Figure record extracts
##############################

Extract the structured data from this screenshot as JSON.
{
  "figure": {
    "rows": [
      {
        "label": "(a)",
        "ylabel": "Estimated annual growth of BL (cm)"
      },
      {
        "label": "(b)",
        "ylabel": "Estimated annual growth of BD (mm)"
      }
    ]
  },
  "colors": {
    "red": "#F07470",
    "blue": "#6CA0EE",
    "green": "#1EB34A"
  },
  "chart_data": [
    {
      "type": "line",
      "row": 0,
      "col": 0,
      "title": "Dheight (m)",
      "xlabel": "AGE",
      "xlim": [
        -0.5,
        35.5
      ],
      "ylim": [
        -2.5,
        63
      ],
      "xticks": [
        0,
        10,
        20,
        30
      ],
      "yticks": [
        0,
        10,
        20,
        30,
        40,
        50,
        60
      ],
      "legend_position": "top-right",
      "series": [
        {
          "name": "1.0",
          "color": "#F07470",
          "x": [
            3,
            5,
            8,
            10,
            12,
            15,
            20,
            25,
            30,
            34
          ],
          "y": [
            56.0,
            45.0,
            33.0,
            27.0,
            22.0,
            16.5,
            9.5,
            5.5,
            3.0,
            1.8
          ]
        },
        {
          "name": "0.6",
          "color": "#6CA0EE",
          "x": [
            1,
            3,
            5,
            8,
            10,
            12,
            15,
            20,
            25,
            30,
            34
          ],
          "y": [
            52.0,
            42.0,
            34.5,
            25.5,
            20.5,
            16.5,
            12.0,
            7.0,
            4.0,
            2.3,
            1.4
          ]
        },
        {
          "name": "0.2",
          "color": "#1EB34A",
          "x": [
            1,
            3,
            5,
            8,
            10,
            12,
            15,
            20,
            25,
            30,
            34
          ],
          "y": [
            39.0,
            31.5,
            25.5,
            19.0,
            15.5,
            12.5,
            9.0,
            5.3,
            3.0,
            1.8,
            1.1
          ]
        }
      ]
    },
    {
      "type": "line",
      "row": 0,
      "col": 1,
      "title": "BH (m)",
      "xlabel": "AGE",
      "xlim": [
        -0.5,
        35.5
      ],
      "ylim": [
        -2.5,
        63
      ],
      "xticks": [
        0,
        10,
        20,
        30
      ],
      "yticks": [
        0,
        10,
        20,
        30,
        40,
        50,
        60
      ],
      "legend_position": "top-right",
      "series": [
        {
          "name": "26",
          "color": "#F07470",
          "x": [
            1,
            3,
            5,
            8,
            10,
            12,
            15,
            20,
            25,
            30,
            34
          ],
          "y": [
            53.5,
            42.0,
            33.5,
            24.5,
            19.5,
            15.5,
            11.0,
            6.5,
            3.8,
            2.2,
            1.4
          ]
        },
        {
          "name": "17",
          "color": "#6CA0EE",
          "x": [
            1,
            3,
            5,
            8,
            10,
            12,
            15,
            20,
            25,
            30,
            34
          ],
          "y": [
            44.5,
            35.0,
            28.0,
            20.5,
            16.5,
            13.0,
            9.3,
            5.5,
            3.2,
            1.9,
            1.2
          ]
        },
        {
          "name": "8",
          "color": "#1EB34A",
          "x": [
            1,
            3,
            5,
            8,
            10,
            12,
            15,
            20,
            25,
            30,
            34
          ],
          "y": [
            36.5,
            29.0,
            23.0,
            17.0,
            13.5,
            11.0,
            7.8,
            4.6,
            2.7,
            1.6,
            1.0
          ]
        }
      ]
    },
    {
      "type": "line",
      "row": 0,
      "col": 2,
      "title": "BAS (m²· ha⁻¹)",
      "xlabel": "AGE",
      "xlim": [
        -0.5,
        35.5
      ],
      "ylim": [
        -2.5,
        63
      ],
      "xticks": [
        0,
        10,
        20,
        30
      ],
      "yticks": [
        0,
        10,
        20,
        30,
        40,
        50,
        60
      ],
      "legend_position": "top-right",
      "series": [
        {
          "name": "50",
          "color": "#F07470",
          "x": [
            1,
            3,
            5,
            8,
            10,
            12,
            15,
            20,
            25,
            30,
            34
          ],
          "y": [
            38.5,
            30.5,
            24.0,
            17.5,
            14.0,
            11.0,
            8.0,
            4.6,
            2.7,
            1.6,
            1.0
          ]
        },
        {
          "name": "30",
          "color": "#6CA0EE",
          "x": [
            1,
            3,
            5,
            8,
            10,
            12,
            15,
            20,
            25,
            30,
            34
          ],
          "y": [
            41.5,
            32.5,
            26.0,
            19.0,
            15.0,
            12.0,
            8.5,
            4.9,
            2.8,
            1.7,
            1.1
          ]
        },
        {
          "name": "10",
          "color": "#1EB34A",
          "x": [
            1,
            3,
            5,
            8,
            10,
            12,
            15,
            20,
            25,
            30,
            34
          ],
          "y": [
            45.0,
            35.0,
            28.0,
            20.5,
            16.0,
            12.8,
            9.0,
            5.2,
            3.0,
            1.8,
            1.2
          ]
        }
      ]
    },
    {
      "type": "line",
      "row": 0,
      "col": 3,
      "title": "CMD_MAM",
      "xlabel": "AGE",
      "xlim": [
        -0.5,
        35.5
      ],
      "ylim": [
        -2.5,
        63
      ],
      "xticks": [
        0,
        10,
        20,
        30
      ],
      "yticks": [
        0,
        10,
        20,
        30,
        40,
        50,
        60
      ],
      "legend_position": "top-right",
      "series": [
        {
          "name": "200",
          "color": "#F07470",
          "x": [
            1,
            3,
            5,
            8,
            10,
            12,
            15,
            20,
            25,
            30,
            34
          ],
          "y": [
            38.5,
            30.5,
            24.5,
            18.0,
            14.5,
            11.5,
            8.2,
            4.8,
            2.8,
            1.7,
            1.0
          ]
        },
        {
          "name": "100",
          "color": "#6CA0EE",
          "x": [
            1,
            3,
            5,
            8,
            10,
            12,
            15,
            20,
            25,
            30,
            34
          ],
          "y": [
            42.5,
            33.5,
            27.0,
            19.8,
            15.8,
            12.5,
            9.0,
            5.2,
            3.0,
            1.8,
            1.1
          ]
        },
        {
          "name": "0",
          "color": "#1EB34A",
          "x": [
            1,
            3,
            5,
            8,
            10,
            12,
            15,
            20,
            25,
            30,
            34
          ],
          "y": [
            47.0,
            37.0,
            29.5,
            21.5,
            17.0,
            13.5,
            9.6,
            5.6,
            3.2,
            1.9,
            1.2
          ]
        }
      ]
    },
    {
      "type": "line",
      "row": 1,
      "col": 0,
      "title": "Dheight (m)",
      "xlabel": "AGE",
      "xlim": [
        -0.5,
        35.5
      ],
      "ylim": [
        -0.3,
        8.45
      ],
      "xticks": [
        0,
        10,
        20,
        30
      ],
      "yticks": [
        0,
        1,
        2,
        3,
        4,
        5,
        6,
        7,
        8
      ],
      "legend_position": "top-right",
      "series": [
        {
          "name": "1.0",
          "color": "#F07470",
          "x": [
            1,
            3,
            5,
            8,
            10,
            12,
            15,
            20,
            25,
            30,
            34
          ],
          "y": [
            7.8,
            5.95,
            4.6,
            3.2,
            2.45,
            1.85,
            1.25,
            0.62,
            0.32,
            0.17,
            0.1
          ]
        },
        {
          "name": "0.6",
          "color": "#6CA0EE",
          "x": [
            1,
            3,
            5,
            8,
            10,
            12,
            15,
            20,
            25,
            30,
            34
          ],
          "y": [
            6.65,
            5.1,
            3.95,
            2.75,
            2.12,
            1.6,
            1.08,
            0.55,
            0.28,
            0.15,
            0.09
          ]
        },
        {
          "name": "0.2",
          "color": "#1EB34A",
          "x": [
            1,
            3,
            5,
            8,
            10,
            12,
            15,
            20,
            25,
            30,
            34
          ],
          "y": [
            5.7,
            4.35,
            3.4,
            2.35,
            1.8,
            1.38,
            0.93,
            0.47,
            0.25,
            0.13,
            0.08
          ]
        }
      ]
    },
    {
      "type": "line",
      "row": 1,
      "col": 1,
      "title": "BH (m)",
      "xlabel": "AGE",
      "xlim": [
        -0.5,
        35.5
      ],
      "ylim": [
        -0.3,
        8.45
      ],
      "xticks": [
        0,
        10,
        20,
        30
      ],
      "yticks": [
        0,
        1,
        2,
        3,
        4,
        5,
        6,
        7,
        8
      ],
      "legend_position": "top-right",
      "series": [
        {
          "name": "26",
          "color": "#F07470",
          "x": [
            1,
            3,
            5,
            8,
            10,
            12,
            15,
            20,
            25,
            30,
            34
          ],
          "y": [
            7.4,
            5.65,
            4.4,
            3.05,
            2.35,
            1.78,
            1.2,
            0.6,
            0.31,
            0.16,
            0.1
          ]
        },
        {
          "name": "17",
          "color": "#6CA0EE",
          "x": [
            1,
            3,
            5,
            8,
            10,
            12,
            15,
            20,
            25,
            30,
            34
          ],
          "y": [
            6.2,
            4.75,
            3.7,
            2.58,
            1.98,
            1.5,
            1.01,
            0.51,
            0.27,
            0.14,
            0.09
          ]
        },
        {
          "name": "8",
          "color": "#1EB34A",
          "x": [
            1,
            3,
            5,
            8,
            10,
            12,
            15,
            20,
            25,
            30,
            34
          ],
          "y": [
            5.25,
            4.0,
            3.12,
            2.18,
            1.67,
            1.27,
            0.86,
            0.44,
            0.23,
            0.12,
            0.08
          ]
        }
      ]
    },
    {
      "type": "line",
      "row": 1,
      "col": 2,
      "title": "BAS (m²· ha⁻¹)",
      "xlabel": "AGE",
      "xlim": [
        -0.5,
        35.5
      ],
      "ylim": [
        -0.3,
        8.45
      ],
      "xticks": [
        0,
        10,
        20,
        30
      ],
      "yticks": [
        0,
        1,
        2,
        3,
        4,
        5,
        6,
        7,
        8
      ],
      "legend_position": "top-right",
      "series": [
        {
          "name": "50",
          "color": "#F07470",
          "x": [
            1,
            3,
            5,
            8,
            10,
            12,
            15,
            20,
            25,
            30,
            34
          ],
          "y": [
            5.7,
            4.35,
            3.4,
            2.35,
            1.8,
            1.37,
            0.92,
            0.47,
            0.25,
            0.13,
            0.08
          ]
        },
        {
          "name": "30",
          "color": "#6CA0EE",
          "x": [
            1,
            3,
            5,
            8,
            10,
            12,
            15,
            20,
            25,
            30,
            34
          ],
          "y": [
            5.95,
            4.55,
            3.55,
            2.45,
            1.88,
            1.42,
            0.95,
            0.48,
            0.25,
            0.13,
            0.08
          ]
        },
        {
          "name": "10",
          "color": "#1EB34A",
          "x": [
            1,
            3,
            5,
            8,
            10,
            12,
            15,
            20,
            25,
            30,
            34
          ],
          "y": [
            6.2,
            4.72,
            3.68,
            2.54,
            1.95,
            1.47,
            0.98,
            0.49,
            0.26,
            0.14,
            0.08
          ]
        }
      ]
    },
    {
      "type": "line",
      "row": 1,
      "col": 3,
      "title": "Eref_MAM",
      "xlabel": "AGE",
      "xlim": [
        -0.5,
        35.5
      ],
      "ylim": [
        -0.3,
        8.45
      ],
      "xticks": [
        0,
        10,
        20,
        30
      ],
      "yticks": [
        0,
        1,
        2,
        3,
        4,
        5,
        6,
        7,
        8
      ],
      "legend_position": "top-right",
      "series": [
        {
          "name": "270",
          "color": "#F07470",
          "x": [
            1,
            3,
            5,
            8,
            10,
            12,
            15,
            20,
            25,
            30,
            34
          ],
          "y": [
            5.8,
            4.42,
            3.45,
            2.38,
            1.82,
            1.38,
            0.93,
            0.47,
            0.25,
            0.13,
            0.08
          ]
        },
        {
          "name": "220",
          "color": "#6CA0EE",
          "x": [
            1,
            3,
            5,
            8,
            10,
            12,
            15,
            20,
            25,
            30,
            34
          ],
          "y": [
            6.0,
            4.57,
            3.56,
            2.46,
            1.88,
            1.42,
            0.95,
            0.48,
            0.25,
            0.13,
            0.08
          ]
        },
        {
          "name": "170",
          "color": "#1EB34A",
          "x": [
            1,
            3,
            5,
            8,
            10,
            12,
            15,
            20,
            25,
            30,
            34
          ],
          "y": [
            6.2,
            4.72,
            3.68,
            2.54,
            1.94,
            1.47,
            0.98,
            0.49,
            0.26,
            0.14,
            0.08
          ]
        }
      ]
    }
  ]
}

##############################

Pick out every line with the string "Estimated" and copy it.

        "ylabel": "Estimated annual growth of BL (cm)"
        "ylabel": "Estimated annual growth of BD (mm)"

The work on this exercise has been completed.